Supplied information:

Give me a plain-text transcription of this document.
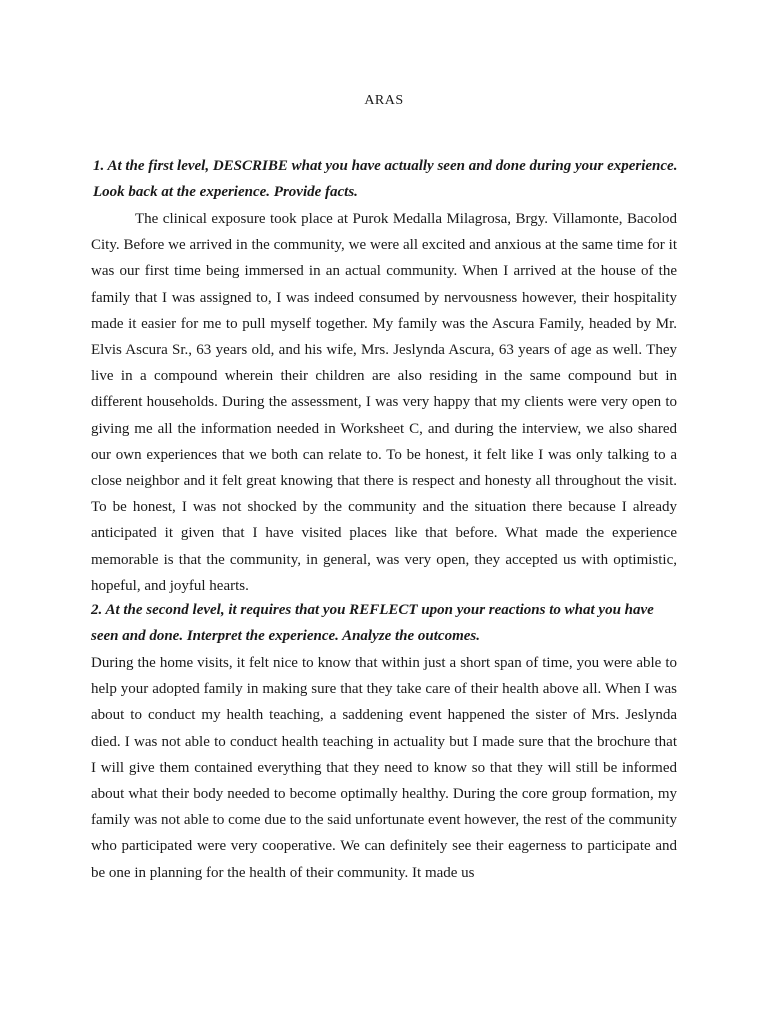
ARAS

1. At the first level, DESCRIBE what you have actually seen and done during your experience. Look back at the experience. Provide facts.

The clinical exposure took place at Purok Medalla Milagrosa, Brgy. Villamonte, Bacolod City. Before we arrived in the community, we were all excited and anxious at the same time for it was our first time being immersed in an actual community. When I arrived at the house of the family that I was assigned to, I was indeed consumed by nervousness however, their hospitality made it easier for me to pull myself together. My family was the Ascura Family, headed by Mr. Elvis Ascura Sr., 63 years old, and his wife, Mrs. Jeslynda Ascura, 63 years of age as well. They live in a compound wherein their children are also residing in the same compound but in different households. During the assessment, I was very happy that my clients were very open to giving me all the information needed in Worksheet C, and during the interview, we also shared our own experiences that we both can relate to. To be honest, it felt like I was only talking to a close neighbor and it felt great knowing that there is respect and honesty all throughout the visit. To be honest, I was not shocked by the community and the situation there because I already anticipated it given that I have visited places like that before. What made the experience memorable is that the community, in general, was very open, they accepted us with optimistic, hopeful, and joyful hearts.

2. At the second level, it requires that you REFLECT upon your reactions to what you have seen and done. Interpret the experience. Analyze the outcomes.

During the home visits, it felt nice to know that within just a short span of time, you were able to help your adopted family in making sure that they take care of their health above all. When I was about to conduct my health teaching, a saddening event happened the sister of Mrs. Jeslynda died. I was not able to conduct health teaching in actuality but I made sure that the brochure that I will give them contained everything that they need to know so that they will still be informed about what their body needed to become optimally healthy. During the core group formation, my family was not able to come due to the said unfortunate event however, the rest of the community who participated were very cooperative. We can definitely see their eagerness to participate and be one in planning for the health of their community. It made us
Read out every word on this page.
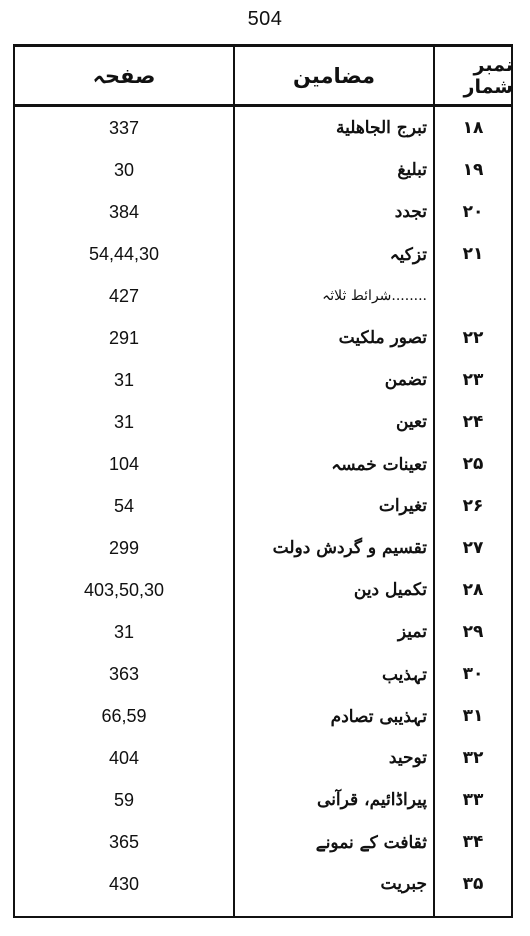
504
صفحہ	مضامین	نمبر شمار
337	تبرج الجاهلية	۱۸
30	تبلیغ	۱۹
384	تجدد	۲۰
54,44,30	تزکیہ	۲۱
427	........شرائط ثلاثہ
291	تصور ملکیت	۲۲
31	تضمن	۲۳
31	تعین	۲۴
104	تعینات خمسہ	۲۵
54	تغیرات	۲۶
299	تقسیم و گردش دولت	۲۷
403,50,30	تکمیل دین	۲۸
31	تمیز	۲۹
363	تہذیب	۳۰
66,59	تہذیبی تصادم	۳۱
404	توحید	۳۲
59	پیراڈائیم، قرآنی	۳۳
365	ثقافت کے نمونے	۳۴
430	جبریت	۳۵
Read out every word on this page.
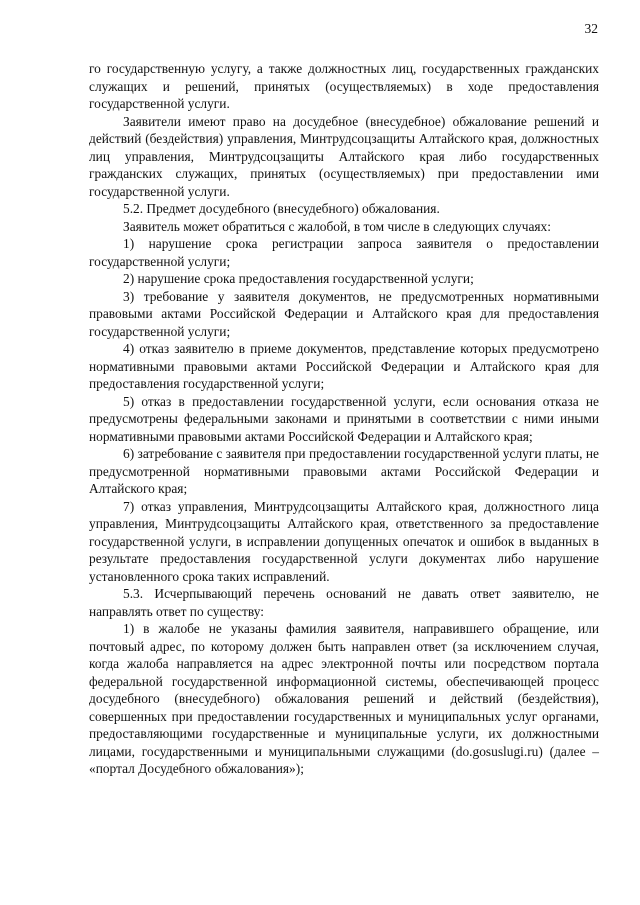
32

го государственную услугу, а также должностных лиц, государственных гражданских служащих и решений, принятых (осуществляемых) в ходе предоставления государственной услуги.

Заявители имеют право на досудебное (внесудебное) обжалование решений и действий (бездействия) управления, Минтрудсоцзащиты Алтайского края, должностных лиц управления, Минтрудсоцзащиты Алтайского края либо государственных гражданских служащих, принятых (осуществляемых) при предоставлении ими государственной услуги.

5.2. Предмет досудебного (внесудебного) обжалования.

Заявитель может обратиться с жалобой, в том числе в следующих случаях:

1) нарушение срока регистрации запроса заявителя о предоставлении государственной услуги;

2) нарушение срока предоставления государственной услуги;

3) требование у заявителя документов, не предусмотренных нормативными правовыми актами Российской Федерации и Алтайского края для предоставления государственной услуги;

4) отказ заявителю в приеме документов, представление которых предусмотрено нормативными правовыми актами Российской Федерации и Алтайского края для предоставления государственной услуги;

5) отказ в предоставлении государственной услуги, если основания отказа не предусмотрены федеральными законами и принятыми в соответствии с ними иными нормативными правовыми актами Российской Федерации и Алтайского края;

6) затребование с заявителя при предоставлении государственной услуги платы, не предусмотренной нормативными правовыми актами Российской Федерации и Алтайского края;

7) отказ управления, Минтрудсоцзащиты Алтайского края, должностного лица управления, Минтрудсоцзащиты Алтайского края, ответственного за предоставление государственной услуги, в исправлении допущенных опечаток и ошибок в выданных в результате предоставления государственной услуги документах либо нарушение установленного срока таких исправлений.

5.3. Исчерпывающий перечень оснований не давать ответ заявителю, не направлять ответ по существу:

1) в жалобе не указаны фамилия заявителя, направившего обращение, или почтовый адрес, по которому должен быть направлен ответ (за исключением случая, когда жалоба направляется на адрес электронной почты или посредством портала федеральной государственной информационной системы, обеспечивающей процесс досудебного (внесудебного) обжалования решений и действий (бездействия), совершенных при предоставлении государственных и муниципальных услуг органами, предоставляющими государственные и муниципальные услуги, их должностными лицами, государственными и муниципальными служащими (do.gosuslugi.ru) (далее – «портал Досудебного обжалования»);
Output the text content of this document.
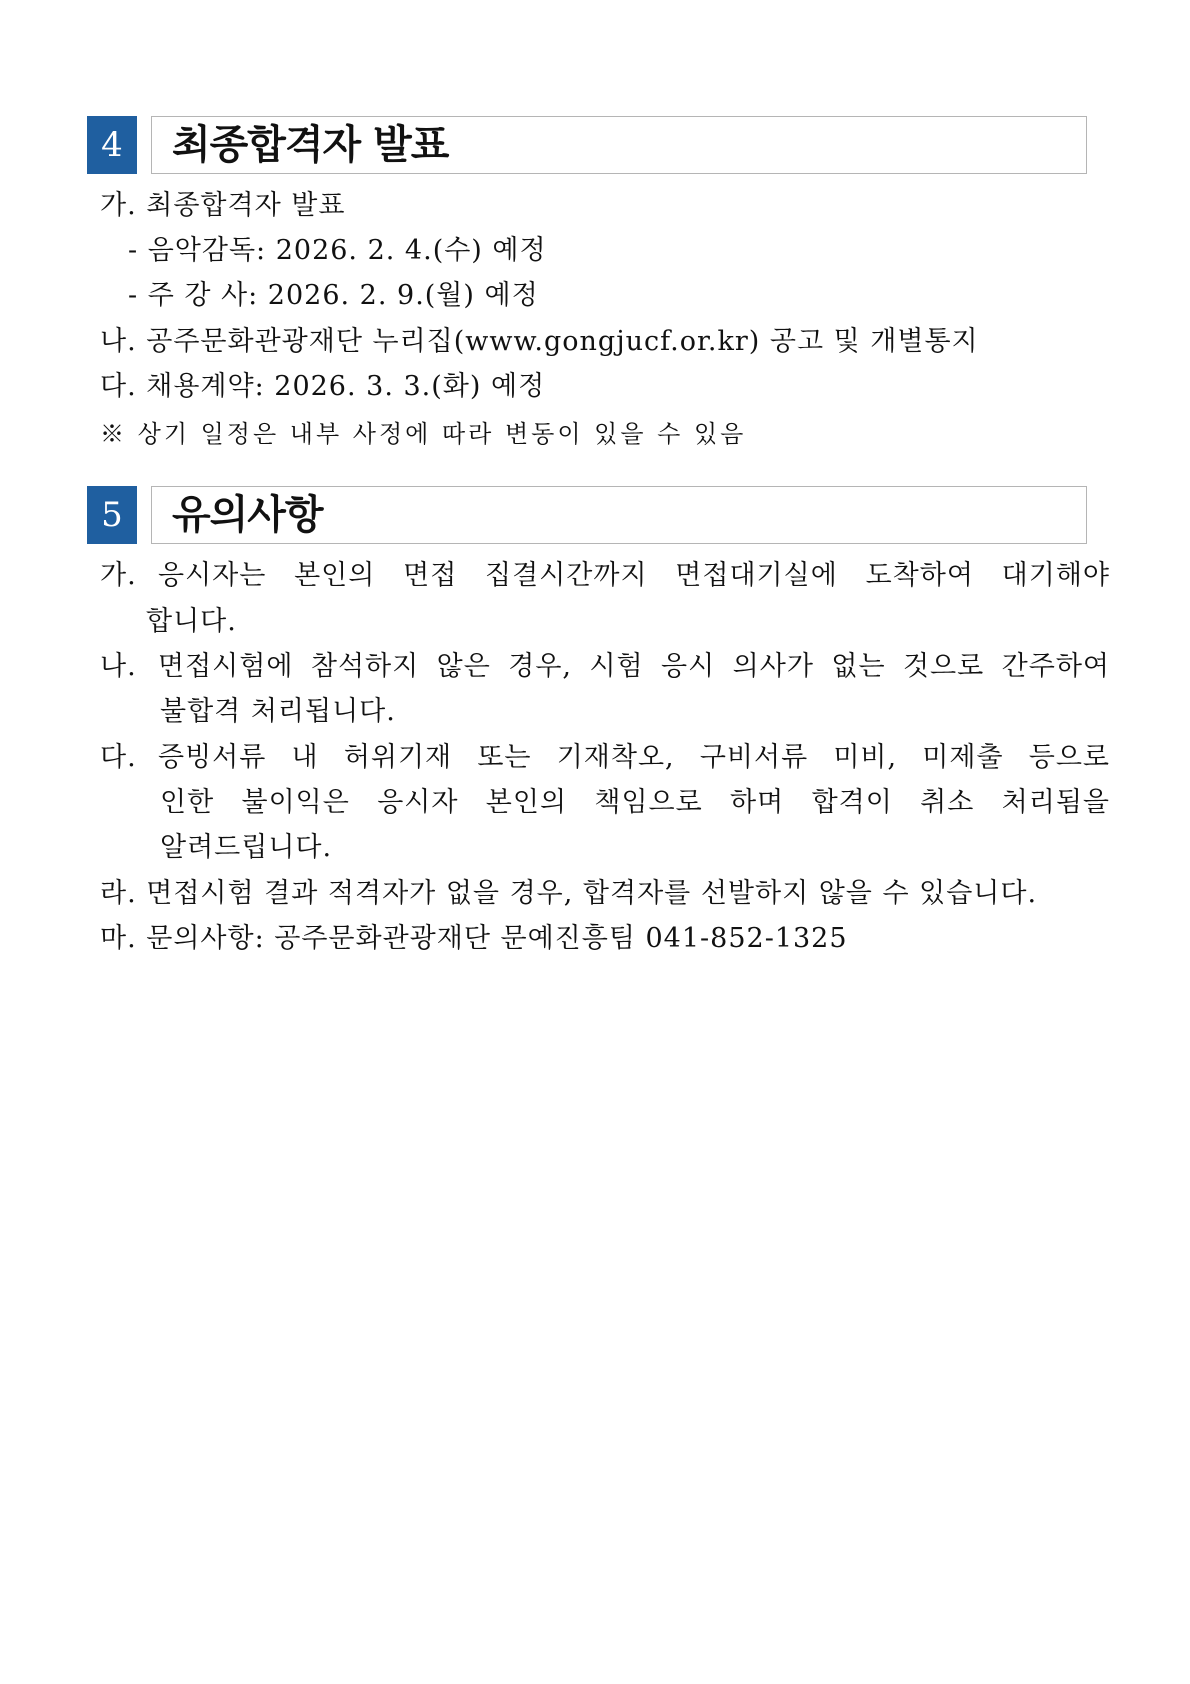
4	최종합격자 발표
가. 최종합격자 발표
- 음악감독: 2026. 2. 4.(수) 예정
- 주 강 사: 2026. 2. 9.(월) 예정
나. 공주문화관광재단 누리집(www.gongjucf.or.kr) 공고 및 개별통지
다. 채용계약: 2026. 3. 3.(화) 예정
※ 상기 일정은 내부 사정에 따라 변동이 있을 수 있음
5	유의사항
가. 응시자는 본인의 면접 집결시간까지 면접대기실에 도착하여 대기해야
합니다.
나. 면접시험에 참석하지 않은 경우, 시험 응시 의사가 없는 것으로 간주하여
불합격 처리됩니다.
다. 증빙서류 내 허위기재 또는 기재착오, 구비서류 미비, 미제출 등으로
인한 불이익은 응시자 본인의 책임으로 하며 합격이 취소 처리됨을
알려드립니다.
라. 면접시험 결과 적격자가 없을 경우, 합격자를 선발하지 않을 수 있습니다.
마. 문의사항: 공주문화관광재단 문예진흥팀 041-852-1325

Requirement: Across the entries, how many lines contain "документов"? Reply with the number only.

Task answer: 2